## [WHAT TO PRODUCE]
Copy the listing below in full and skip every picture.

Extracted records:
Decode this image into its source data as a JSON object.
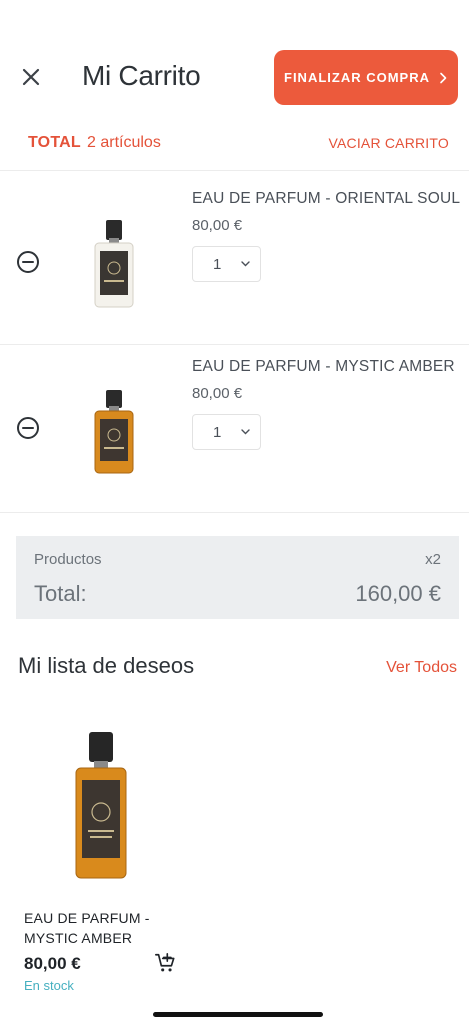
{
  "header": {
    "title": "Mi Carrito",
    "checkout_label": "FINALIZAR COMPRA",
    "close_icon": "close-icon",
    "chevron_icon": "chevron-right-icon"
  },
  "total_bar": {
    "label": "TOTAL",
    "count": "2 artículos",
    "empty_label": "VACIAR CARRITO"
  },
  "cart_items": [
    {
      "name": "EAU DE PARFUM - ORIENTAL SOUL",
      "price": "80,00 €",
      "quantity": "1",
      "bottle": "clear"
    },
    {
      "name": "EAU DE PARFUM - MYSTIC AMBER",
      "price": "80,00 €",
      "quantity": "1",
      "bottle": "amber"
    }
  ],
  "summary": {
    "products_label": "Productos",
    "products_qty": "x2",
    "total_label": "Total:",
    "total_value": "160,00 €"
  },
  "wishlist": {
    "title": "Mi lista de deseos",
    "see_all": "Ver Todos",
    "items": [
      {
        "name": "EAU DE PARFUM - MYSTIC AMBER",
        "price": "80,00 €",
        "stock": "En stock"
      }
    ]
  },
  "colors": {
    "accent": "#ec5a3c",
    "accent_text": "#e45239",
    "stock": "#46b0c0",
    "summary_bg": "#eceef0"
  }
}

## [FULL ANSWER]
Decode this image into its source data as a JSON object.
{
  "header": {
    "title": "Mi Carrito",
    "checkout_label": "FINALIZAR COMPRA",
    "close_icon": "close-icon",
    "chevron_icon": "chevron-right-icon"
  },
  "total_bar": {
    "label": "TOTAL",
    "count": "2 artículos",
    "empty_label": "VACIAR CARRITO"
  },
  "cart_items": [
    {
      "name": "EAU DE PARFUM - ORIENTAL SOUL",
      "price": "80,00 €",
      "quantity": "1",
      "bottle": "clear"
    },
    {
      "name": "EAU DE PARFUM - MYSTIC AMBER",
      "price": "80,00 €",
      "quantity": "1",
      "bottle": "amber"
    }
  ],
  "summary": {
    "products_label": "Productos",
    "products_qty": "x2",
    "total_label": "Total:",
    "total_value": "160,00 €"
  },
  "wishlist": {
    "title": "Mi lista de deseos",
    "see_all": "Ver Todos",
    "items": [
      {
        "name": "EAU DE PARFUM - MYSTIC AMBER",
        "price": "80,00 €",
        "stock": "En stock"
      }
    ]
  },
  "colors": {
    "accent": "#ec5a3c",
    "accent_text": "#e45239",
    "stock": "#46b0c0",
    "summary_bg": "#eceef0"
  }
}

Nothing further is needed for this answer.